• [WORK TO COMPLETE]:
Set down every entry word for word. Omit the pictures.

• [PROVIDED DATA]:
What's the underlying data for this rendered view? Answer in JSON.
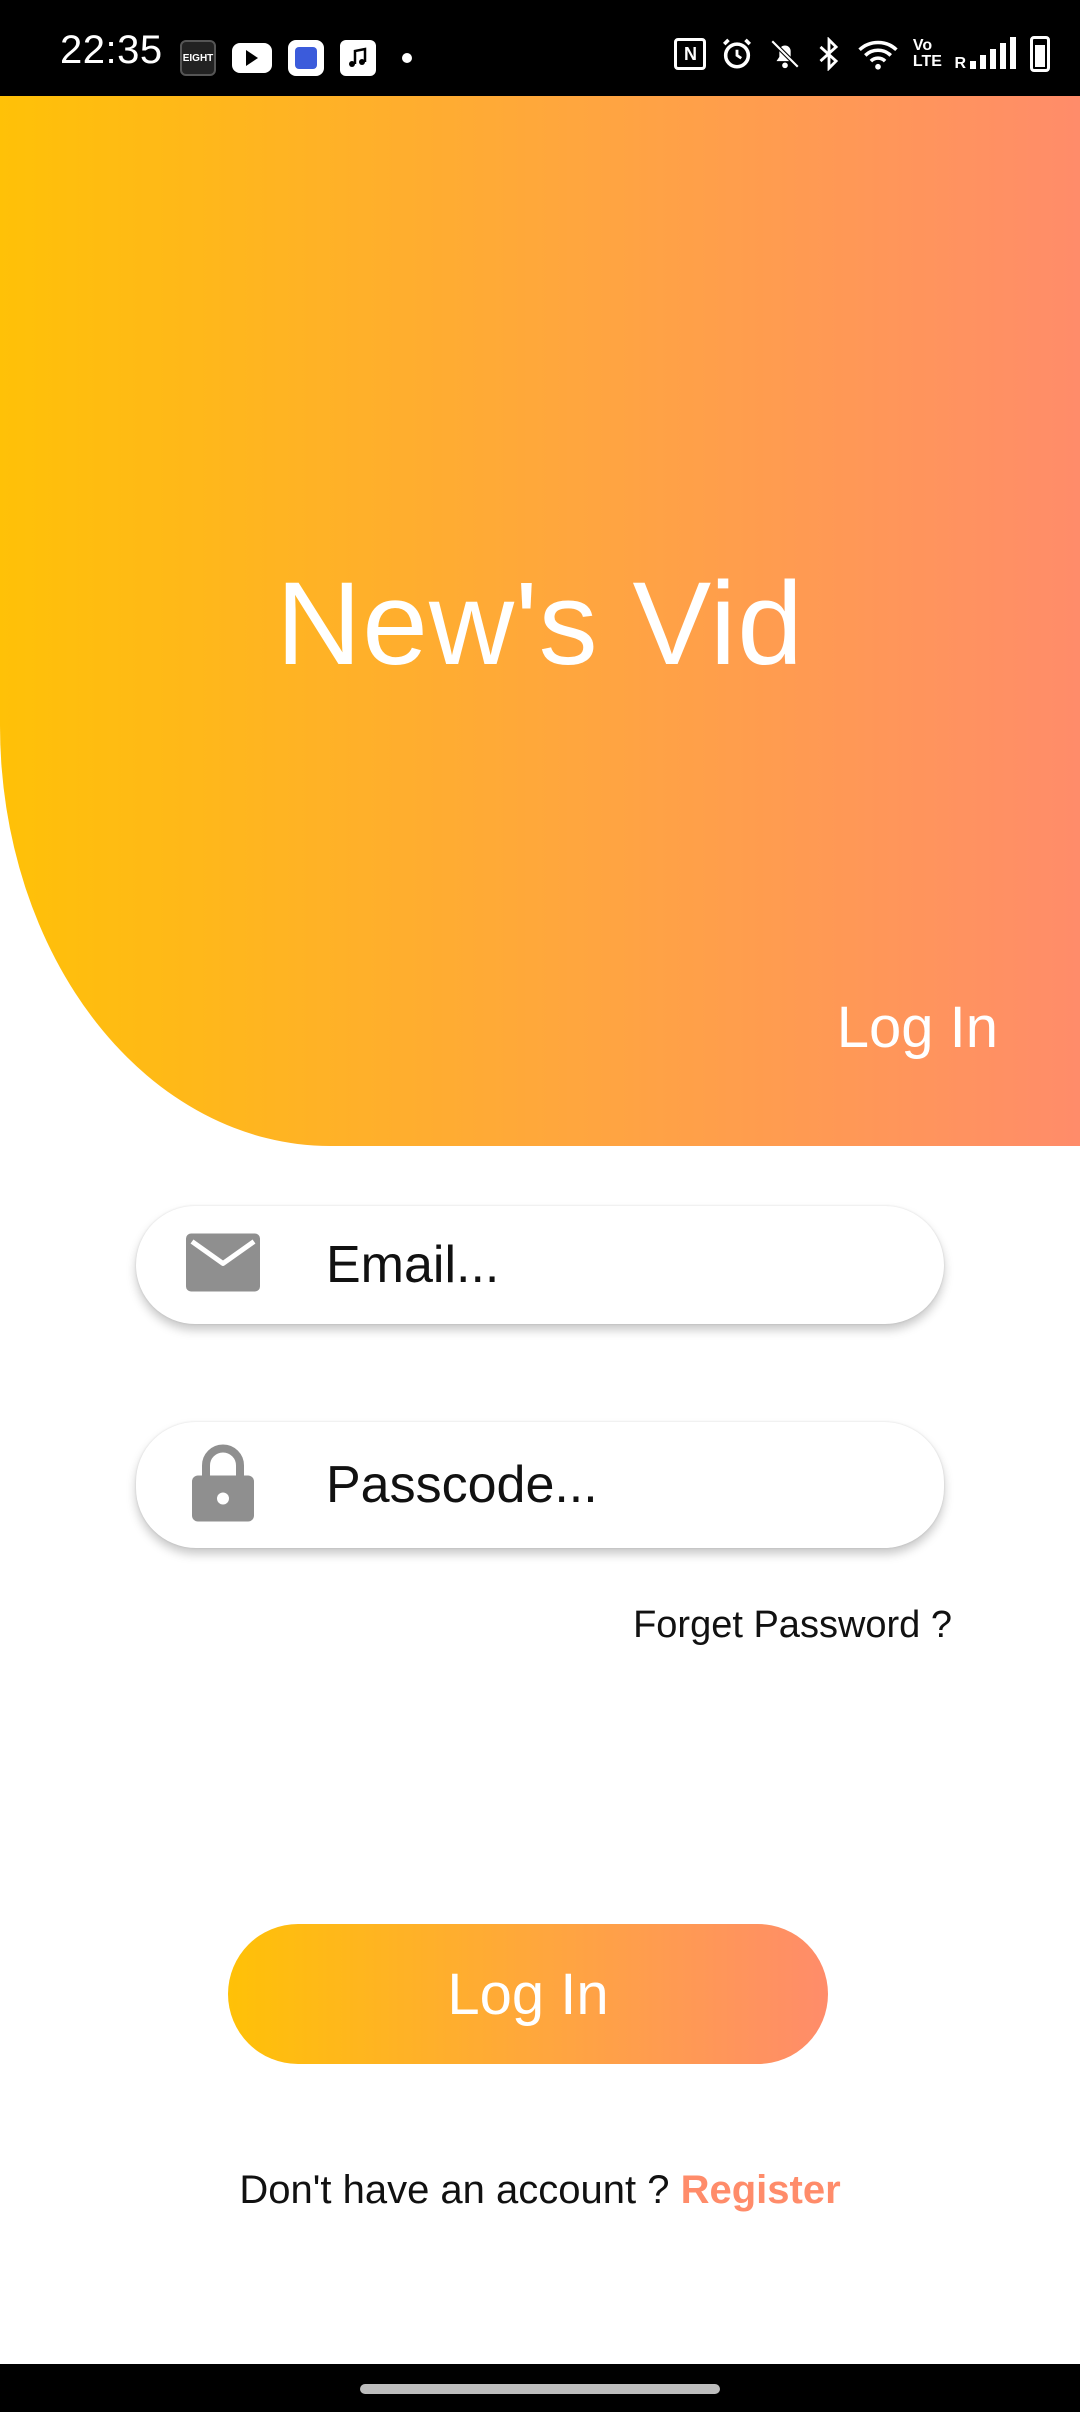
{
  "status_bar": {
    "time": "22:35",
    "left_icons": [
      "eight-app-icon",
      "youtube-icon",
      "store-app-icon",
      "music-app-icon",
      "notification-dot-icon"
    ],
    "right_icons": [
      "nfc-icon",
      "alarm-icon",
      "bell-muted-icon",
      "bluetooth-icon",
      "wifi-icon",
      "volte-icon",
      "signal-icon",
      "battery-icon"
    ],
    "eight_label": "EIGHT",
    "volte_label": "Vo LTE",
    "roaming_label": "R"
  },
  "header": {
    "app_title": "New's Vid",
    "screen_title": "Log In"
  },
  "form": {
    "email_placeholder": "Email...",
    "passcode_placeholder": "Passcode...",
    "forget_password": "Forget Password ?",
    "login_button": "Log In"
  },
  "footer": {
    "no_account_text": "Don't have an account ?",
    "register_link": "Register"
  },
  "colors": {
    "gradient_start": "#ffc107",
    "gradient_end": "#ff8c6a",
    "icon_gray": "#8f8f8f",
    "register_color": "#ff8c6a"
  }
}
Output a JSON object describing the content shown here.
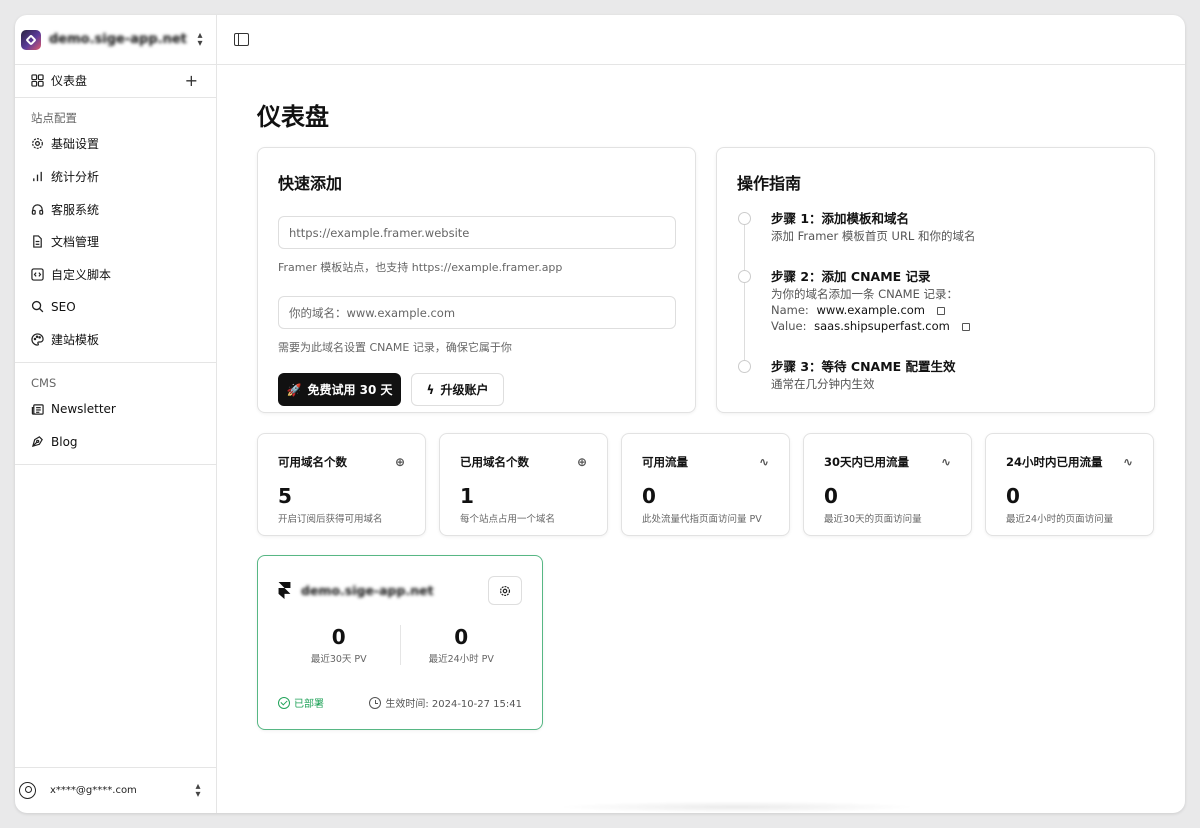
{
  "sidebar": {
    "site_name": "demo.sige-app.net",
    "dashboard_label": "仪表盘",
    "site_config_title": "站点配置",
    "items": [
      {
        "label": "基础设置"
      },
      {
        "label": "统计分析"
      },
      {
        "label": "客服系统"
      },
      {
        "label": "文档管理"
      },
      {
        "label": "自定义脚本"
      },
      {
        "label": "SEO"
      },
      {
        "label": "建站模板"
      }
    ],
    "cms_title": "CMS",
    "cms_items": [
      {
        "label": "Newsletter"
      },
      {
        "label": "Blog"
      }
    ],
    "user_email": "x****@g****.com"
  },
  "main": {
    "title": "仪表盘",
    "quick_add": {
      "title": "快速添加",
      "url_placeholder": "https://example.framer.website",
      "url_hint": "Framer 模板站点，也支持 https://example.framer.app",
      "domain_placeholder": "你的域名：www.example.com",
      "domain_hint": "需要为此域名设置 CNAME 记录，确保它属于你",
      "trial_button": "免费试用 30 天",
      "upgrade_button": "升级账户"
    },
    "guide": {
      "title": "操作指南",
      "step1_title": "步骤 1：添加模板和域名",
      "step1_desc": "添加 Framer 模板首页 URL 和你的域名",
      "step2_title": "步骤 2：添加 CNAME 记录",
      "step2_desc": "为你的域名添加一条 CNAME 记录：",
      "name_label": "Name:",
      "name_value": "www.example.com",
      "value_label": "Value:",
      "value_value": "saas.shipsuperfast.com",
      "step3_title": "步骤 3：等待 CNAME 配置生效",
      "step3_desc": "通常在几分钟内生效"
    },
    "stats": [
      {
        "title": "可用域名个数",
        "value": "5",
        "sub": "开启订阅后获得可用域名",
        "icon": "globe-icon"
      },
      {
        "title": "已用域名个数",
        "value": "1",
        "sub": "每个站点占用一个域名",
        "icon": "globe-icon"
      },
      {
        "title": "可用流量",
        "value": "0",
        "sub": "此处流量代指页面访问量 PV",
        "icon": "activity-icon"
      },
      {
        "title": "30天内已用流量",
        "value": "0",
        "sub": "最近30天的页面访问量",
        "icon": "activity-icon"
      },
      {
        "title": "24小时内已用流量",
        "value": "0",
        "sub": "最近24小时的页面访问量",
        "icon": "activity-icon"
      }
    ],
    "site_card": {
      "name": "demo.sige-app.net",
      "pv30_value": "0",
      "pv30_label": "最近30天 PV",
      "pv24_value": "0",
      "pv24_label": "最近24小时 PV",
      "status": "已部署",
      "time": "生效时间: 2024-10-27 15:41"
    }
  },
  "colors": {
    "accent_green": "#22a35a",
    "card_border_active": "#57b784",
    "primary_button": "#111111"
  }
}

• [THE ANSWER]:
What's the underlying data for this rendered view? Answer in JSON.
{
  "status_bar": {
    "time": "22:35",
    "left_icons": [
      "eight-app-icon",
      "youtube-icon",
      "store-app-icon",
      "music-app-icon",
      "notification-dot-icon"
    ],
    "right_icons": [
      "nfc-icon",
      "alarm-icon",
      "bell-muted-icon",
      "bluetooth-icon",
      "wifi-icon",
      "volte-icon",
      "signal-icon",
      "battery-icon"
    ],
    "eight_label": "EIGHT",
    "volte_label": "Vo LTE",
    "roaming_label": "R"
  },
  "header": {
    "app_title": "New's Vid",
    "screen_title": "Log In"
  },
  "form": {
    "email_placeholder": "Email...",
    "passcode_placeholder": "Passcode...",
    "forget_password": "Forget Password ?",
    "login_button": "Log In"
  },
  "footer": {
    "no_account_text": "Don't have an account ?",
    "register_link": "Register"
  },
  "colors": {
    "gradient_start": "#ffc107",
    "gradient_end": "#ff8c6a",
    "icon_gray": "#8f8f8f",
    "register_color": "#ff8c6a"
  }
}
Output a JSON object describing the content shown here.
{
  "sidebar": {
    "site_name": "demo.sige-app.net",
    "dashboard_label": "仪表盘",
    "site_config_title": "站点配置",
    "items": [
      {
        "label": "基础设置"
      },
      {
        "label": "统计分析"
      },
      {
        "label": "客服系统"
      },
      {
        "label": "文档管理"
      },
      {
        "label": "自定义脚本"
      },
      {
        "label": "SEO"
      },
      {
        "label": "建站模板"
      }
    ],
    "cms_title": "CMS",
    "cms_items": [
      {
        "label": "Newsletter"
      },
      {
        "label": "Blog"
      }
    ],
    "user_email": "x****@g****.com"
  },
  "main": {
    "title": "仪表盘",
    "quick_add": {
      "title": "快速添加",
      "url_placeholder": "https://example.framer.website",
      "url_hint": "Framer 模板站点，也支持 https://example.framer.app",
      "domain_placeholder": "你的域名：www.example.com",
      "domain_hint": "需要为此域名设置 CNAME 记录，确保它属于你",
      "trial_button": "免费试用 30 天",
      "upgrade_button": "升级账户"
    },
    "guide": {
      "title": "操作指南",
      "step1_title": "步骤 1：添加模板和域名",
      "step1_desc": "添加 Framer 模板首页 URL 和你的域名",
      "step2_title": "步骤 2：添加 CNAME 记录",
      "step2_desc": "为你的域名添加一条 CNAME 记录：",
      "name_label": "Name:",
      "name_value": "www.example.com",
      "value_label": "Value:",
      "value_value": "saas.shipsuperfast.com",
      "step3_title": "步骤 3：等待 CNAME 配置生效",
      "step3_desc": "通常在几分钟内生效"
    },
    "stats": [
      {
        "title": "可用域名个数",
        "value": "5",
        "sub": "开启订阅后获得可用域名",
        "icon": "globe-icon"
      },
      {
        "title": "已用域名个数",
        "value": "1",
        "sub": "每个站点占用一个域名",
        "icon": "globe-icon"
      },
      {
        "title": "可用流量",
        "value": "0",
        "sub": "此处流量代指页面访问量 PV",
        "icon": "activity-icon"
      },
      {
        "title": "30天内已用流量",
        "value": "0",
        "sub": "最近30天的页面访问量",
        "icon": "activity-icon"
      },
      {
        "title": "24小时内已用流量",
        "value": "0",
        "sub": "最近24小时的页面访问量",
        "icon": "activity-icon"
      }
    ],
    "site_card": {
      "name": "demo.sige-app.net",
      "pv30_value": "0",
      "pv30_label": "最近30天 PV",
      "pv24_value": "0",
      "pv24_label": "最近24小时 PV",
      "status": "已部署",
      "time": "生效时间: 2024-10-27 15:41"
    }
  },
  "colors": {
    "accent_green": "#22a35a",
    "card_border_active": "#57b784",
    "primary_button": "#111111"
  }
}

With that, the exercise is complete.